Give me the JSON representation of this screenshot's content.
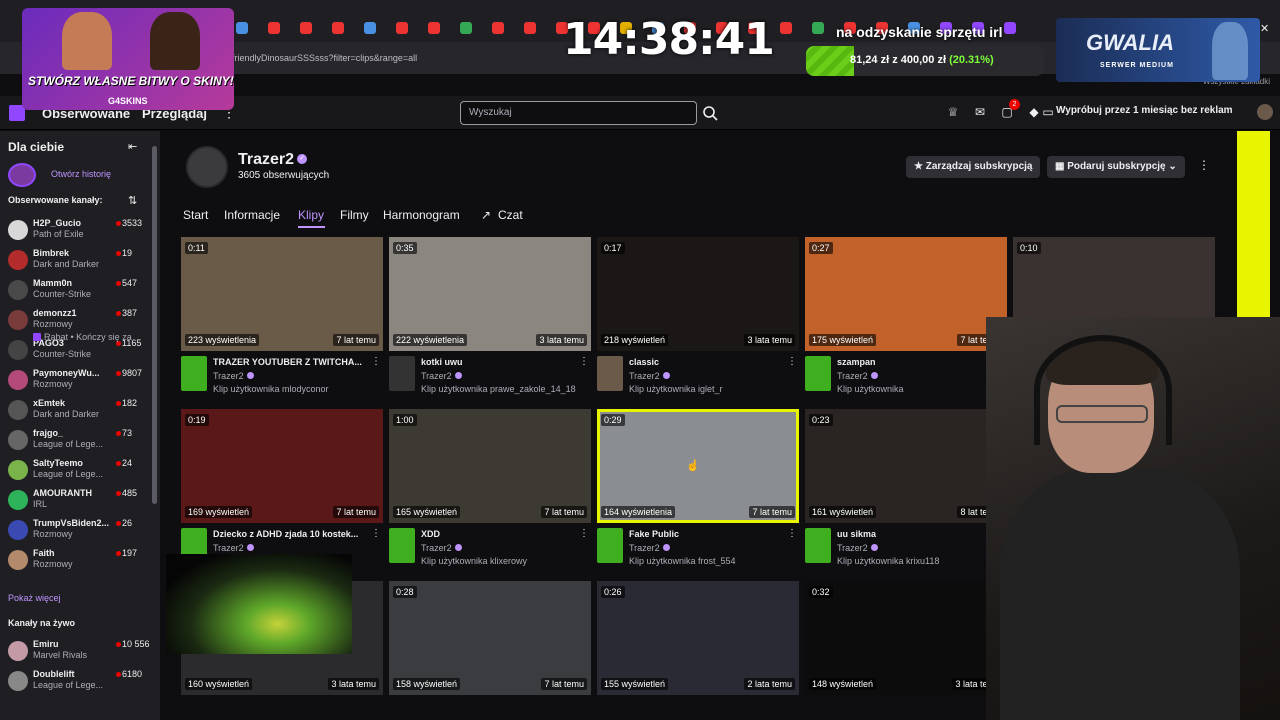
{
  "browser": {
    "url": "friendlyDinosaurSSSsss?filter=clips&range=all",
    "bookmarks": "Wszystkie zakładki",
    "tab_colors": [
      "#4a90e2",
      "#e33",
      "#e33",
      "#e33",
      "#4a90e2",
      "#e33",
      "#e33",
      "#34a853",
      "#e33",
      "#e33",
      "#e33",
      "#e33",
      "#e3b000",
      "#4a90e2",
      "#e33",
      "#e33",
      "#e33",
      "#e33",
      "#34a853",
      "#e33",
      "#e33",
      "#4a90e2",
      "#9147ff",
      "#9147ff",
      "#9147ff"
    ]
  },
  "nav": {
    "following": "Obserwowane",
    "browse": "Przeglądaj",
    "more": "⋮",
    "search_placeholder": "Wyszukaj",
    "notif_count": "2",
    "promo": "Wypróbuj przez 1 miesiąc bez reklam"
  },
  "sidebar": {
    "title": "Dla ciebie",
    "history": "Otwórz historię",
    "followed_header": "Obserwowane kanały:",
    "channels": [
      {
        "name": "H2P_Gucio",
        "game": "Path of Exile",
        "count": "3533",
        "color": "#d8d8d8"
      },
      {
        "name": "Bimbrek",
        "game": "Dark and Darker",
        "count": "19",
        "color": "#b32b2b"
      },
      {
        "name": "Mamm0n",
        "game": "Counter-Strike",
        "count": "547",
        "color": "#4a4a4a"
      },
      {
        "name": "demonzz1",
        "game": "Rozmowy",
        "count": "387",
        "color": "#7a3b3b"
      },
      {
        "name": "PAGO3",
        "game": "Counter-Strike",
        "count": "1165",
        "color": "#444"
      },
      {
        "name": "PaymoneyWu...",
        "game": "Rozmowy",
        "count": "9807",
        "color": "#b34a7a"
      },
      {
        "name": "xEmtek",
        "game": "Dark and Darker",
        "count": "182",
        "color": "#555"
      },
      {
        "name": "frajgo_",
        "game": "League of Lege...",
        "count": "73",
        "color": "#666"
      },
      {
        "name": "SaltyTeemo",
        "game": "League of Lege...",
        "count": "24",
        "color": "#7ab34a"
      },
      {
        "name": "AMOURANTH",
        "game": "IRL",
        "count": "485",
        "color": "#2eb35a"
      },
      {
        "name": "TrumpVsBiden2...",
        "game": "Rozmowy",
        "count": "26",
        "color": "#3b4ab3"
      },
      {
        "name": "Faith",
        "game": "Rozmowy",
        "count": "197",
        "color": "#b38a6a"
      }
    ],
    "demonzz1_extra": "Rabat • Kończy się za",
    "show_more": "Pokaż więcej",
    "live_header": "Kanały na żywo",
    "live": [
      {
        "name": "Emiru",
        "game": "Marvel Rivals",
        "count": "10 556",
        "color": "#c49aa6"
      },
      {
        "name": "Doublelift",
        "game": "League of Lege...",
        "count": "6180",
        "color": "#888"
      }
    ]
  },
  "channel": {
    "name": "Trazer2",
    "followers": "3605 obserwujących",
    "manage_sub": "Zarządzaj subskrypcją",
    "gift_sub": "Podaruj subskrypcję",
    "tabs": [
      "Start",
      "Informacje",
      "Klipy",
      "Filmy",
      "Harmonogram",
      "Czat"
    ],
    "active_tab": "Klipy"
  },
  "clips": [
    {
      "duration": "0:11",
      "views": "223 wyświetlenia",
      "age": "7 lat temu",
      "title": "TRAZER YOUTUBER Z TWITCHA...",
      "channel": "Trazer2",
      "by": "Klip użytkownika mlodyconor",
      "thumb": "#6a5a48",
      "av": "#3fae1f"
    },
    {
      "duration": "0:35",
      "views": "222 wyświetlenia",
      "age": "3 lata temu",
      "title": "kotki uwu",
      "channel": "Trazer2",
      "by": "Klip użytkownika prawe_zakole_14_18",
      "thumb": "#8b8680",
      "av": "#333"
    },
    {
      "duration": "0:17",
      "views": "218 wyświetleń",
      "age": "3 lata temu",
      "title": "classic",
      "channel": "Trazer2",
      "by": "Klip użytkownika iglet_r",
      "thumb": "#1a1716",
      "av": "#6b5a4a"
    },
    {
      "duration": "0:27",
      "views": "175 wyświetleń",
      "age": "7 lat temu",
      "title": "szampan",
      "channel": "Trazer2",
      "by": "Klip użytkownika",
      "thumb": "#c2612a",
      "av": "#3fae1f"
    },
    {
      "duration": "0:10",
      "views": "",
      "age": "",
      "title": "",
      "channel": "",
      "by": "",
      "thumb": "#3a3230",
      "av": ""
    },
    {
      "duration": "0:19",
      "views": "169 wyświetleń",
      "age": "7 lat temu",
      "title": "Dziecko z ADHD zjada 10 kostek...",
      "channel": "Trazer2",
      "by": "",
      "thumb": "#5a1818",
      "av": "#3fae1f"
    },
    {
      "duration": "1:00",
      "views": "165 wyświetleń",
      "age": "7 lat temu",
      "title": "XDD",
      "channel": "Trazer2",
      "by": "Klip użytkownika klixerowy",
      "thumb": "#3d3a34",
      "av": "#3fae1f"
    },
    {
      "duration": "0:29",
      "views": "164 wyświetlenia",
      "age": "7 lat temu",
      "title": "Fake Public",
      "channel": "Trazer2",
      "by": "Klip użytkownika frost_554",
      "thumb": "#8a8e92",
      "av": "#3fae1f"
    },
    {
      "duration": "0:23",
      "views": "161 wyświetleń",
      "age": "8 lat temu",
      "title": "uu sikma",
      "channel": "Trazer2",
      "by": "Klip użytkownika krixu118",
      "thumb": "#2a2522",
      "av": "#3fae1f"
    },
    {
      "duration": "",
      "views": "160 wyświetleń",
      "age": "3 lata temu",
      "title": "",
      "channel": "",
      "by": "",
      "thumb": "#2b2b2e",
      "av": ""
    },
    {
      "duration": "0:28",
      "views": "158 wyświetleń",
      "age": "7 lat temu",
      "title": "",
      "channel": "",
      "by": "",
      "thumb": "#3a3c40",
      "av": ""
    },
    {
      "duration": "0:26",
      "views": "155 wyświetleń",
      "age": "2 lata temu",
      "title": "",
      "channel": "",
      "by": "",
      "thumb": "#2a2a35",
      "av": ""
    },
    {
      "duration": "0:32",
      "views": "148 wyświetleń",
      "age": "3 lata temu",
      "title": "",
      "channel": "",
      "by": "",
      "thumb": "#0c0c0c",
      "av": ""
    }
  ],
  "overlay": {
    "skins_text": "STWÓRZ WŁASNE BITWY O SKINY!",
    "skins_logo": "G4SKINS",
    "clock": "14:38:41",
    "goal_title": "na odzyskanie sprzętu irl",
    "goal_text": "81,24 zł z 400,00 zł",
    "goal_pct": "(20.31%)",
    "goal_fraction": 0.2031,
    "gwalia_title": "GWALIA",
    "gwalia_sub": "SERWER MEDIUM"
  },
  "colors": {
    "accent": "#bf94ff",
    "twitch_purple": "#9147ff",
    "live_red": "#eb0400",
    "highlight": "#e8f400"
  }
}
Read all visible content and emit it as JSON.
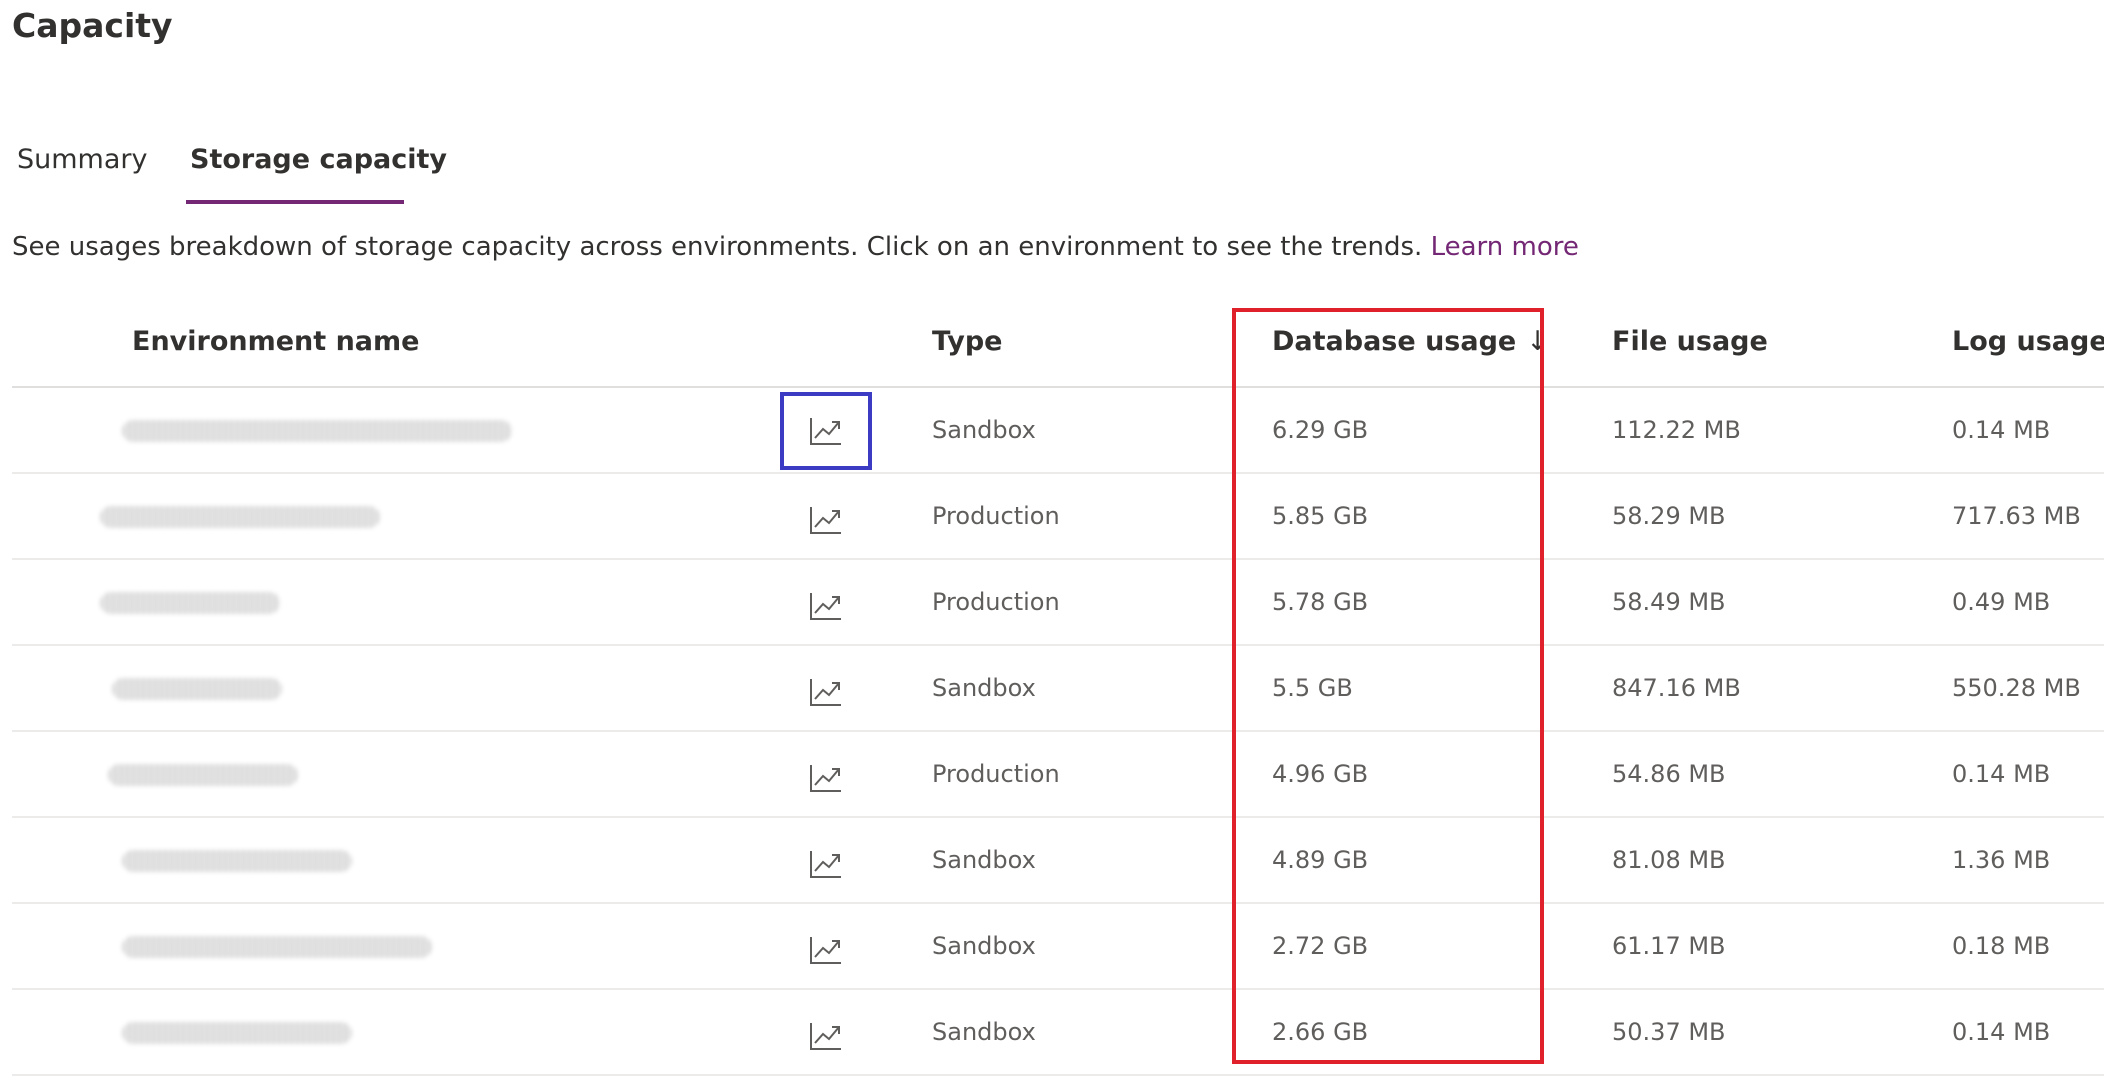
{
  "page": {
    "title": "Capacity"
  },
  "tabs": [
    {
      "label": "Summary"
    },
    {
      "label": "Storage capacity"
    }
  ],
  "description": {
    "text": "See usages breakdown of storage capacity across environments. Click on an environment to see the trends. ",
    "link": "Learn more"
  },
  "table": {
    "headers": {
      "name": "Environment name",
      "type": "Type",
      "database": "Database usage",
      "database_sort": "↓",
      "file": "File usage",
      "log": "Log usage"
    },
    "rows": [
      {
        "type": "Sandbox",
        "database": "6.29 GB",
        "file": "112.22 MB",
        "log": "0.14 MB"
      },
      {
        "type": "Production",
        "database": "5.85 GB",
        "file": "58.29 MB",
        "log": "717.63 MB"
      },
      {
        "type": "Production",
        "database": "5.78 GB",
        "file": "58.49 MB",
        "log": "0.49 MB"
      },
      {
        "type": "Sandbox",
        "database": "5.5 GB",
        "file": "847.16 MB",
        "log": "550.28 MB"
      },
      {
        "type": "Production",
        "database": "4.96 GB",
        "file": "54.86 MB",
        "log": "0.14 MB"
      },
      {
        "type": "Sandbox",
        "database": "4.89 GB",
        "file": "81.08 MB",
        "log": "1.36 MB"
      },
      {
        "type": "Sandbox",
        "database": "2.72 GB",
        "file": "61.17 MB",
        "log": "0.18 MB"
      },
      {
        "type": "Sandbox",
        "database": "2.66 GB",
        "file": "50.37 MB",
        "log": "0.14 MB"
      }
    ]
  },
  "icons": {
    "trend": "trend-chart-icon"
  },
  "colors": {
    "accent": "#742774",
    "highlight_red": "#e0202a",
    "focus_blue": "#3b3bc4"
  }
}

········

Given instruction: Only what runs from the line containing "Read all visible content and emit it as JSON." through the end of the entries above should be extracted, exactly and without pictures.

Solved exercise:
Read all visible content and emit it as JSON.
{
  "page": {
    "title": "Capacity"
  },
  "tabs": [
    {
      "label": "Summary"
    },
    {
      "label": "Storage capacity"
    }
  ],
  "description": {
    "text": "See usages breakdown of storage capacity across environments. Click on an environment to see the trends. ",
    "link": "Learn more"
  },
  "table": {
    "headers": {
      "name": "Environment name",
      "type": "Type",
      "database": "Database usage",
      "database_sort": "↓",
      "file": "File usage",
      "log": "Log usage"
    },
    "rows": [
      {
        "type": "Sandbox",
        "database": "6.29 GB",
        "file": "112.22 MB",
        "log": "0.14 MB"
      },
      {
        "type": "Production",
        "database": "5.85 GB",
        "file": "58.29 MB",
        "log": "717.63 MB"
      },
      {
        "type": "Production",
        "database": "5.78 GB",
        "file": "58.49 MB",
        "log": "0.49 MB"
      },
      {
        "type": "Sandbox",
        "database": "5.5 GB",
        "file": "847.16 MB",
        "log": "550.28 MB"
      },
      {
        "type": "Production",
        "database": "4.96 GB",
        "file": "54.86 MB",
        "log": "0.14 MB"
      },
      {
        "type": "Sandbox",
        "database": "4.89 GB",
        "file": "81.08 MB",
        "log": "1.36 MB"
      },
      {
        "type": "Sandbox",
        "database": "2.72 GB",
        "file": "61.17 MB",
        "log": "0.18 MB"
      },
      {
        "type": "Sandbox",
        "database": "2.66 GB",
        "file": "50.37 MB",
        "log": "0.14 MB"
      }
    ]
  },
  "icons": {
    "trend": "trend-chart-icon"
  },
  "colors": {
    "accent": "#742774",
    "highlight_red": "#e0202a",
    "focus_blue": "#3b3bc4"
  }
}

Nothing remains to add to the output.